(To do):
Gather all lines with "altst" from the records.

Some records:
__________
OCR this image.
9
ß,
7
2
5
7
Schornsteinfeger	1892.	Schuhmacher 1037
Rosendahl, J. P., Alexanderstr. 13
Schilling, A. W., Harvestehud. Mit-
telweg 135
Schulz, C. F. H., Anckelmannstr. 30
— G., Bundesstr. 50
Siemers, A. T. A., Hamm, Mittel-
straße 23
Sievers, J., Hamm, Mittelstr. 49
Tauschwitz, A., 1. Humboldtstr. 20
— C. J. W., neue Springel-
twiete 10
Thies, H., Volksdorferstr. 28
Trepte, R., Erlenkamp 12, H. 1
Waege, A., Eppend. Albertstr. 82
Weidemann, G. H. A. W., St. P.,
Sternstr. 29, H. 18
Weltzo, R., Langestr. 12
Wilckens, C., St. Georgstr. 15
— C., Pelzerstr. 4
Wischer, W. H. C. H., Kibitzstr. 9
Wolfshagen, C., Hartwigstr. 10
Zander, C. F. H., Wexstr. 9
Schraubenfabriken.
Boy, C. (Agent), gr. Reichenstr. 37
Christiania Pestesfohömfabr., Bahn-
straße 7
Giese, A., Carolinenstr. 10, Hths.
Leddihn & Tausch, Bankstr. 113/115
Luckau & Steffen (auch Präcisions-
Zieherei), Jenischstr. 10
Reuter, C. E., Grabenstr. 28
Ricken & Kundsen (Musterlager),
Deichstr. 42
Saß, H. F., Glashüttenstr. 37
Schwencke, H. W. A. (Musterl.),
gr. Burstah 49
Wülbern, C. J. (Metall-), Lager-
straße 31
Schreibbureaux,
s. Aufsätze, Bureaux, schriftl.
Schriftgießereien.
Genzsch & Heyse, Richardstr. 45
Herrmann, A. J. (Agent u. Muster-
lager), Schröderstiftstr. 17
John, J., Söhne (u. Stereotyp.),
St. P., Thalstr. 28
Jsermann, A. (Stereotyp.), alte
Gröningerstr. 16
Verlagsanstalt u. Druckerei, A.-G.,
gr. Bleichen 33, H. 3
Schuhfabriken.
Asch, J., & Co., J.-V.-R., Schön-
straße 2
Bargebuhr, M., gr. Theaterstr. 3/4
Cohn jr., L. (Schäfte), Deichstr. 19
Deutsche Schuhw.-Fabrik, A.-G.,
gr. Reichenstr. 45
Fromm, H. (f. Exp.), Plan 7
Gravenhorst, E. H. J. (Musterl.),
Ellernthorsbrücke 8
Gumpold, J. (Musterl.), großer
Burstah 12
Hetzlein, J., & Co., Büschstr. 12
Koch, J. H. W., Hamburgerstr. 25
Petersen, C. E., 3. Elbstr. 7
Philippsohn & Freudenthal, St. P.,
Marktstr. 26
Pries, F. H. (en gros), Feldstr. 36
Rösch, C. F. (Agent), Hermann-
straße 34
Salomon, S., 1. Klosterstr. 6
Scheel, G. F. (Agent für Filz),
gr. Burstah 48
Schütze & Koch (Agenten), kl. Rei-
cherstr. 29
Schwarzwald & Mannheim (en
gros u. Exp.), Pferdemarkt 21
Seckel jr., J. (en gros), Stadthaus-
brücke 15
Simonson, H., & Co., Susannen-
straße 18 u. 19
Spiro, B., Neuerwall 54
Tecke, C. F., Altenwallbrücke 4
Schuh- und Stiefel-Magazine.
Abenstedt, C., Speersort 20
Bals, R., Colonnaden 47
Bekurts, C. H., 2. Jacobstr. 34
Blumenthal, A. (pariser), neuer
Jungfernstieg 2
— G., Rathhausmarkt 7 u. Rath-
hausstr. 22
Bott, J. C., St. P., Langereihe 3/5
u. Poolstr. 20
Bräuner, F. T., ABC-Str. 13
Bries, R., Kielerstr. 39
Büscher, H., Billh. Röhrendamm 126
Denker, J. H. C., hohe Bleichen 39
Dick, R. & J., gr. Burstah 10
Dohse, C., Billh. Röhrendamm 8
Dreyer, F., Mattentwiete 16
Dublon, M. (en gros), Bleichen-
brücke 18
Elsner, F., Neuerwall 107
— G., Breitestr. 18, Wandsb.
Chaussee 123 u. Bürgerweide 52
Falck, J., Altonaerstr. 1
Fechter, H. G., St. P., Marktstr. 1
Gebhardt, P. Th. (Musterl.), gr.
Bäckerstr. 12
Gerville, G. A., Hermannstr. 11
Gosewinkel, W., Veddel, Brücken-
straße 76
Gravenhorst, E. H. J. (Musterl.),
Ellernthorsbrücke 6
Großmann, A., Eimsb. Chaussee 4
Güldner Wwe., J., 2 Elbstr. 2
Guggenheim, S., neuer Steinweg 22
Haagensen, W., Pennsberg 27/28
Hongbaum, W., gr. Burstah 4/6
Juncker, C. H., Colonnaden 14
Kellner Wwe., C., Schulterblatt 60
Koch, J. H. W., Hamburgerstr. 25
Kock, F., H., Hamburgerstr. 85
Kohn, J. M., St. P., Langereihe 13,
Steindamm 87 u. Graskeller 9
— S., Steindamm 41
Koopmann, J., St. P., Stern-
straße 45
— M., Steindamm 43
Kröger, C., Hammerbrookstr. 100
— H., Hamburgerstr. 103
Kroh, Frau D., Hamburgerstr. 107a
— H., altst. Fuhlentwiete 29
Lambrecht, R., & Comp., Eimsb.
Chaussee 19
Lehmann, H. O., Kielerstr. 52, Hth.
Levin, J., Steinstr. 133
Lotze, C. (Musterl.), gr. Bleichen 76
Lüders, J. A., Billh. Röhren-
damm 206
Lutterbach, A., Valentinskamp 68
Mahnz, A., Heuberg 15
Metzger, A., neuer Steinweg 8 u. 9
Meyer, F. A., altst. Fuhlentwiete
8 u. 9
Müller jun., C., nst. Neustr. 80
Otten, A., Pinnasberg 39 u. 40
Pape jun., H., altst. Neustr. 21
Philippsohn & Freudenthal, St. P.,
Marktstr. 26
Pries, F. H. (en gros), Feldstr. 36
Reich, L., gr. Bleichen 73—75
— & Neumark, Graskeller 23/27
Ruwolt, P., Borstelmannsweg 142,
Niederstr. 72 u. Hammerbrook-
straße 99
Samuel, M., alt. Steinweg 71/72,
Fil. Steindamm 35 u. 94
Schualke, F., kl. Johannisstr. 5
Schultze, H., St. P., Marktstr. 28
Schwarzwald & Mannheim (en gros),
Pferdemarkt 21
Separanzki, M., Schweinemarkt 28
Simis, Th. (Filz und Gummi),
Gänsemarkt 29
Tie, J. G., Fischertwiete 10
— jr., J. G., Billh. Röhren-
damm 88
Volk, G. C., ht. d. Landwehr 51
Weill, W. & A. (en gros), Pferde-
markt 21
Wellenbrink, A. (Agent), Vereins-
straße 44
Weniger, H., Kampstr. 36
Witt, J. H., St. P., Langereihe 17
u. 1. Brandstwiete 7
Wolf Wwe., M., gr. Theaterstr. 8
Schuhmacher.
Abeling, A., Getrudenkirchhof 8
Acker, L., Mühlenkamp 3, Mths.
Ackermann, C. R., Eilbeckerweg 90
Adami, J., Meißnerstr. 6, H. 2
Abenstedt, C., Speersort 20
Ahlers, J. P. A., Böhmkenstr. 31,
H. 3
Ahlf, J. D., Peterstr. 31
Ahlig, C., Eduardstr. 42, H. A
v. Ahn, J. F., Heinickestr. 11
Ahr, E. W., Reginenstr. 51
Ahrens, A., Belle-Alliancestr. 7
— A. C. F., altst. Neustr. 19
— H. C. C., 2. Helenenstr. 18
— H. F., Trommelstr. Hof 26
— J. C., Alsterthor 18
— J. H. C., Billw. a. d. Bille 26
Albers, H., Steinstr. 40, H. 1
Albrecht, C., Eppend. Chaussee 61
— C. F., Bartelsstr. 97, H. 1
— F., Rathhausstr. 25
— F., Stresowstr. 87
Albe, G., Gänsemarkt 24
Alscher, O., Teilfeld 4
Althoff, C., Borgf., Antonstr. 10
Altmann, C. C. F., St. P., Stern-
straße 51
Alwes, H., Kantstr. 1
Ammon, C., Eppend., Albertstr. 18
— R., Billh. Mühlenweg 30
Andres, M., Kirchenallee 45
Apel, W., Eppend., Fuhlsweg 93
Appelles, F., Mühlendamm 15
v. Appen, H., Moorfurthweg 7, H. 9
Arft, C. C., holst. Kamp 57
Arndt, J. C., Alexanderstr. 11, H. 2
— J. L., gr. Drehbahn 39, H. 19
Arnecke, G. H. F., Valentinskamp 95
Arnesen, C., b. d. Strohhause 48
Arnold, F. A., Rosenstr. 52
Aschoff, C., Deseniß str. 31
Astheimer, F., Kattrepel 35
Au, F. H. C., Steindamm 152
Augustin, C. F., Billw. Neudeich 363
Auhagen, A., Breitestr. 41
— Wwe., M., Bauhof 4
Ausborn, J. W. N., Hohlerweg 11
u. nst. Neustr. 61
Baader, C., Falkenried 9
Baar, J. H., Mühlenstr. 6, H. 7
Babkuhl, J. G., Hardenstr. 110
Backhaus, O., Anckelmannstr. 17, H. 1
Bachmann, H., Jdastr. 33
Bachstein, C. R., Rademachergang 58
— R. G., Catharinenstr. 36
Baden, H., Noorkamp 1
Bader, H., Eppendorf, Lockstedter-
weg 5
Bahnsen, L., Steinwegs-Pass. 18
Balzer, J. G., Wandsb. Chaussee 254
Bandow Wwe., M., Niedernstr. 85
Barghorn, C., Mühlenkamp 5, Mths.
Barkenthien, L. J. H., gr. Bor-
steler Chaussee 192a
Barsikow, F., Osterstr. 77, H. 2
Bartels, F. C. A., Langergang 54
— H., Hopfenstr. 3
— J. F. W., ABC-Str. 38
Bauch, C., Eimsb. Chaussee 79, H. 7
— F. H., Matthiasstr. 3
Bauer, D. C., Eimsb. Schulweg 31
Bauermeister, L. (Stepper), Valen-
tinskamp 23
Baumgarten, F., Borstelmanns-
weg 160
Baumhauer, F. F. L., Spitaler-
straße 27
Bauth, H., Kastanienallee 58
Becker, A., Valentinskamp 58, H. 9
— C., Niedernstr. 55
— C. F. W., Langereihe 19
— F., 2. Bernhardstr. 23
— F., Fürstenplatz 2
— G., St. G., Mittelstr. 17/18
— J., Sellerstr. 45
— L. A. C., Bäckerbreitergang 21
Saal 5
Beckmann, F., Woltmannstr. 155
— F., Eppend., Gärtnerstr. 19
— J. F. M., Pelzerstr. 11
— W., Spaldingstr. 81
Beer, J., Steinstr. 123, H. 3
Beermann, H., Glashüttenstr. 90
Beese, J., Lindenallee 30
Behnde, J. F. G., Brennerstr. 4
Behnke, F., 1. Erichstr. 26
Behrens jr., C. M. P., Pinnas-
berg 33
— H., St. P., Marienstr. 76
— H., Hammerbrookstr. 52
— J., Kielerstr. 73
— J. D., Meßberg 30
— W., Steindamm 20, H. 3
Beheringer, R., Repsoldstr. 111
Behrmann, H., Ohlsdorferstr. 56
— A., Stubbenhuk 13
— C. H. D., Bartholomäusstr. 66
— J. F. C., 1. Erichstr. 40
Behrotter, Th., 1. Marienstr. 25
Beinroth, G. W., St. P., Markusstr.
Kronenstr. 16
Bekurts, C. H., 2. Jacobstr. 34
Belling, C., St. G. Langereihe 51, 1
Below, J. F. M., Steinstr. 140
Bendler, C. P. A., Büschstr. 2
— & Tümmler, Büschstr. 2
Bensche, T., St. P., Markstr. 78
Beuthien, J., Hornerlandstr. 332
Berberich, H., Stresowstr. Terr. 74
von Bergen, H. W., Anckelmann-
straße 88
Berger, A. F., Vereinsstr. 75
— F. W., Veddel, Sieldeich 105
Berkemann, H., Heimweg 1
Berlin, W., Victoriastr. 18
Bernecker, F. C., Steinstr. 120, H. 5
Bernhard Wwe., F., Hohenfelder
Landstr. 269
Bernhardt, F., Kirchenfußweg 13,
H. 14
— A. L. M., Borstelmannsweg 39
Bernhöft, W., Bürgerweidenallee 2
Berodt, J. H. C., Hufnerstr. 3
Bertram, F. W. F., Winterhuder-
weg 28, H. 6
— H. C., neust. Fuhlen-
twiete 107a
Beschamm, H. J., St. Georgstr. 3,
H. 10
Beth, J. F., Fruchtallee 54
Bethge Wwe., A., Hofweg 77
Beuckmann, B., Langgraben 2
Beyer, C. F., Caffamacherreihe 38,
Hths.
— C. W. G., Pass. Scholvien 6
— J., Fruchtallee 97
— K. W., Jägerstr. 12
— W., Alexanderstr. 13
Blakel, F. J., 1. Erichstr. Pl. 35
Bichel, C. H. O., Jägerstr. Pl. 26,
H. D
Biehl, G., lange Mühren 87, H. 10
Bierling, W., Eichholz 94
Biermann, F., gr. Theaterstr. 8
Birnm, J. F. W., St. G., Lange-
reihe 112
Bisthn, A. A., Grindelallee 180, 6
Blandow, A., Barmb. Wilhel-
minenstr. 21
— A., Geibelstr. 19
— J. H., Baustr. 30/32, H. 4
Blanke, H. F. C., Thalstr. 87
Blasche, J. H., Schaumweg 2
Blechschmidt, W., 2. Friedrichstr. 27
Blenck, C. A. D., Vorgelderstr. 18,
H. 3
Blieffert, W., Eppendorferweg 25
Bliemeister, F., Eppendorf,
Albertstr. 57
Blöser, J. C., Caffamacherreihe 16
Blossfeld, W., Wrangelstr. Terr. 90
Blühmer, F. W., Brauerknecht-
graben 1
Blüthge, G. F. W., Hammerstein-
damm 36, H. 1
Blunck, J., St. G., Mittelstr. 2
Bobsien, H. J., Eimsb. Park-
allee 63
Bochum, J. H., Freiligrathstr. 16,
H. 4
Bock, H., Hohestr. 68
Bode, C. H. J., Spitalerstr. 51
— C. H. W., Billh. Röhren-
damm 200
__________
(Result):
— H., altst. Fuhlentwiete 29
Meyer, F. A., altst. Fuhlentwiete
Pape jun., H., altst. Neustr. 21
— A. C. F., altst. Neustr. 19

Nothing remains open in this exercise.